# Written task
Skip the pictures. Transcribe the rest of the data below without changing a word.

Data records:
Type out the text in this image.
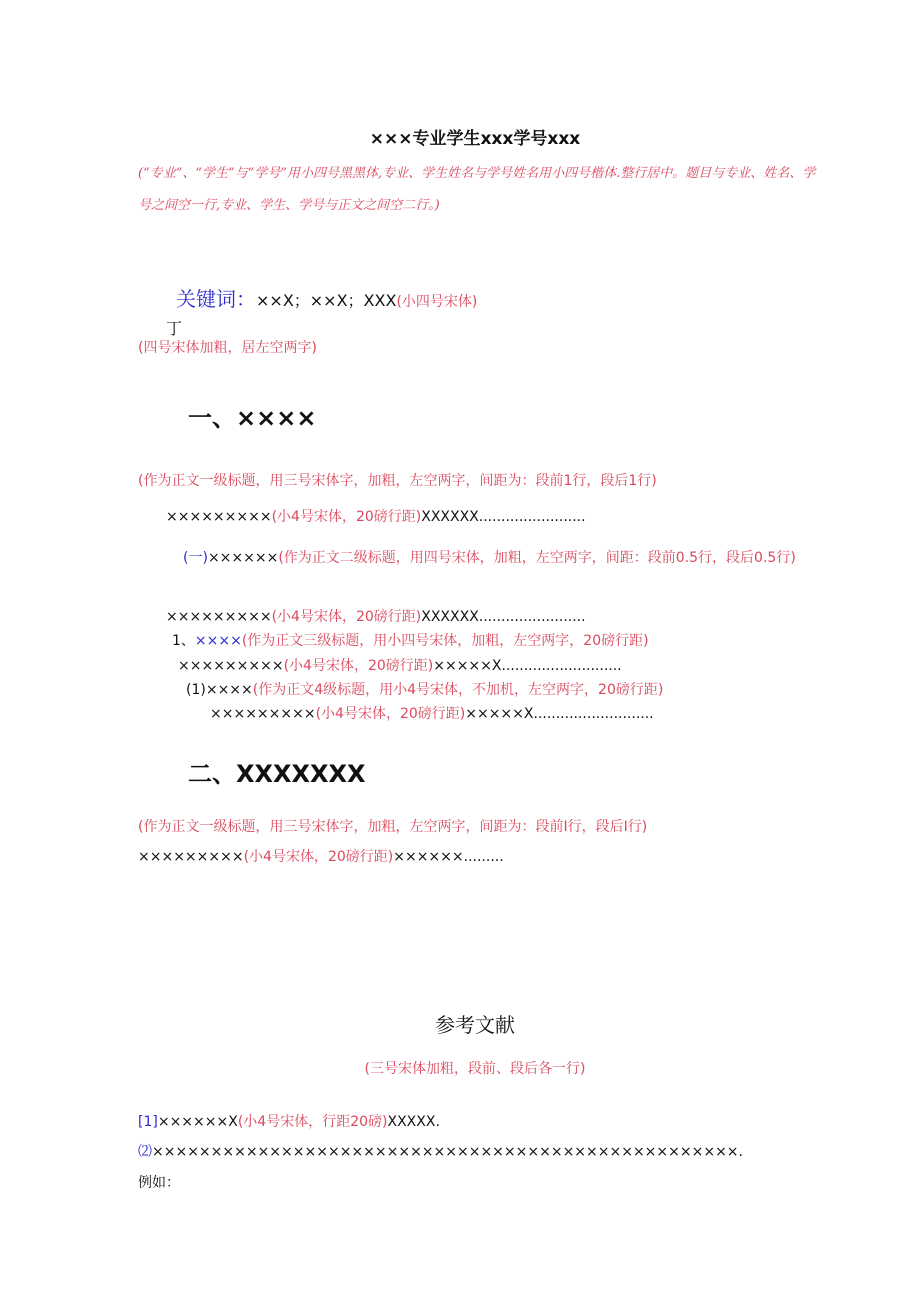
×××专业学生xxx学号xxx
(“专业”、“学生”与“学号”用小四号黑黑体,专业、学生姓名与学号姓名用小四号楷体.整行居中。题目与专业、姓名、学号之间空一行,专业、学生、学号与正文之间空二行。)
关键词：××X；××X；XXX(小四号宋体)
丁
(四号宋体加粗，居左空两字)
一、××××
(作为正文一级标题，用三号宋体字，加粗，左空两字，间距为：段前1行，段后1行)
×××××××××(小4号宋体，20磅行距)XXXXXX........................
(一)××××××(作为正文二级标题，用四号宋体，加粗，左空两字，间距：段前0.5行，段后0.5行)
×××××××××(小4号宋体，20磅行距)XXXXXX........................
1、××××(作为正文三级标题，用小四号宋体，加粗，左空两字，20磅行距)
×××××××××(小4号宋体，20磅行距)×××××X...........................
(1)××××(作为正文4级标题，用小4号宋体，不加机，左空两字，20磅行距)
×××××××××(小4号宋体，20磅行距)×××××X...........................
二、XXXXXXX
(作为正文一级标题，用三号宋体字，加粗，左空两字，间距为：段前I行，段后I行)
×××××××××(小4号宋体，20磅行距)××××××.........
参考文献
(三号宋体加粗，段前、段后各一行)
[1]××××××X(小4号宋体，行距20磅)XXXXX.
⑵××××××××××××××××××××××××××××××××××××××××××××××××××.
例如：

# Answer for the task
Type out the text in this image.
×××专业学生xxx学号xxx
(“专业”、“学生”与“学号”用小四号黑黑体,专业、学生姓名与学号姓名用小四号楷体.整行居中。题目与专业、姓名、学号之间空一行,专业、学生、学号与正文之间空二行。)
关键词：××X；××X；XXX(小四号宋体)
丁
(四号宋体加粗，居左空两字)
一、××××
(作为正文一级标题，用三号宋体字，加粗，左空两字，间距为：段前1行，段后1行)
×××××××××(小4号宋体，20磅行距)XXXXXX........................
(一)××××××(作为正文二级标题，用四号宋体，加粗，左空两字，间距：段前0.5行，段后0.5行)
×××××××××(小4号宋体，20磅行距)XXXXXX........................
1、××××(作为正文三级标题，用小四号宋体，加粗，左空两字，20磅行距)
×××××××××(小4号宋体，20磅行距)×××××X...........................
(1)××××(作为正文4级标题，用小4号宋体，不加机，左空两字，20磅行距)
×××××××××(小4号宋体，20磅行距)×××××X...........................
二、XXXXXXX
(作为正文一级标题，用三号宋体字，加粗，左空两字，间距为：段前I行，段后I行)
×××××××××(小4号宋体，20磅行距)××××××.........
参考文献
(三号宋体加粗，段前、段后各一行)
[1]××××××X(小4号宋体，行距20磅)XXXXX.
⑵××××××××××××××××××××××××××××××××××××××××××××××××××.
例如：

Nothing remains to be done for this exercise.